Task statement:
Transcribe every line exactly and omit anything that is a picture.

* * *

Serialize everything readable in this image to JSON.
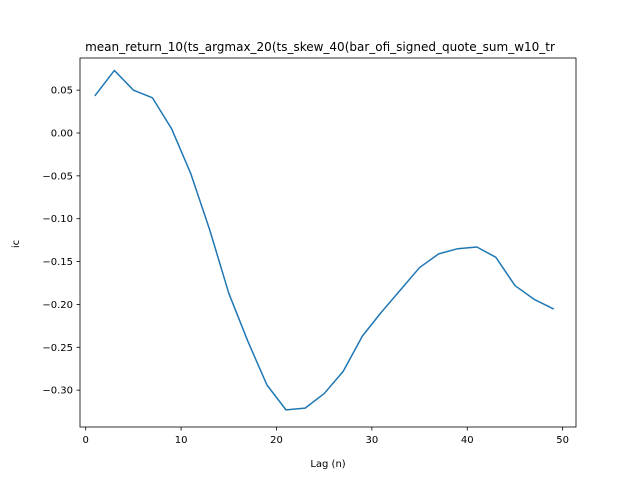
{
  "chart_data": {
    "type": "line",
    "title": "mean_return_10(ts_argmax_20(ts_skew_40(bar_ofi_signed_quote_sum_w10_tr",
    "xlabel": "Lag (n)",
    "ylabel": "ic",
    "xlim": [
      -0.6,
      51.4
    ],
    "ylim": [
      -0.343,
      0.0875
    ],
    "xticks": [
      0,
      10,
      20,
      30,
      40,
      50
    ],
    "yticks": [
      0.05,
      0.0,
      -0.05,
      -0.1,
      -0.15,
      -0.2,
      -0.25,
      -0.3
    ],
    "ytick_labels": [
      "0.05",
      "0.00",
      "−0.05",
      "−0.10",
      "−0.15",
      "−0.20",
      "−0.25",
      "−0.30"
    ],
    "grid": false,
    "series": [
      {
        "color": "#1f77b4",
        "x": [
          1,
          3,
          5,
          7,
          9,
          11,
          13,
          15,
          17,
          19,
          21,
          23,
          25,
          27,
          29,
          31,
          33,
          35,
          37,
          39,
          41,
          43,
          45,
          47,
          49
        ],
        "y": [
          0.044,
          0.073,
          0.05,
          0.041,
          0.005,
          -0.047,
          -0.113,
          -0.187,
          -0.243,
          -0.294,
          -0.323,
          -0.321,
          -0.304,
          -0.278,
          -0.237,
          -0.209,
          -0.183,
          -0.157,
          -0.141,
          -0.135,
          -0.133,
          -0.145,
          -0.178,
          -0.194,
          -0.205
        ]
      }
    ]
  }
}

* * *

Worked solution:
Serialize everything readable in this image to JSON.
{
  "chart_data": {
    "type": "line",
    "title": "mean_return_10(ts_argmax_20(ts_skew_40(bar_ofi_signed_quote_sum_w10_tr",
    "xlabel": "Lag (n)",
    "ylabel": "ic",
    "xlim": [
      -0.6,
      51.4
    ],
    "ylim": [
      -0.343,
      0.0875
    ],
    "xticks": [
      0,
      10,
      20,
      30,
      40,
      50
    ],
    "yticks": [
      0.05,
      0.0,
      -0.05,
      -0.1,
      -0.15,
      -0.2,
      -0.25,
      -0.3
    ],
    "ytick_labels": [
      "0.05",
      "0.00",
      "−0.05",
      "−0.10",
      "−0.15",
      "−0.20",
      "−0.25",
      "−0.30"
    ],
    "grid": false,
    "series": [
      {
        "color": "#1f77b4",
        "x": [
          1,
          3,
          5,
          7,
          9,
          11,
          13,
          15,
          17,
          19,
          21,
          23,
          25,
          27,
          29,
          31,
          33,
          35,
          37,
          39,
          41,
          43,
          45,
          47,
          49
        ],
        "y": [
          0.044,
          0.073,
          0.05,
          0.041,
          0.005,
          -0.047,
          -0.113,
          -0.187,
          -0.243,
          -0.294,
          -0.323,
          -0.321,
          -0.304,
          -0.278,
          -0.237,
          -0.209,
          -0.183,
          -0.157,
          -0.141,
          -0.135,
          -0.133,
          -0.145,
          -0.178,
          -0.194,
          -0.205
        ]
      }
    ]
  }
}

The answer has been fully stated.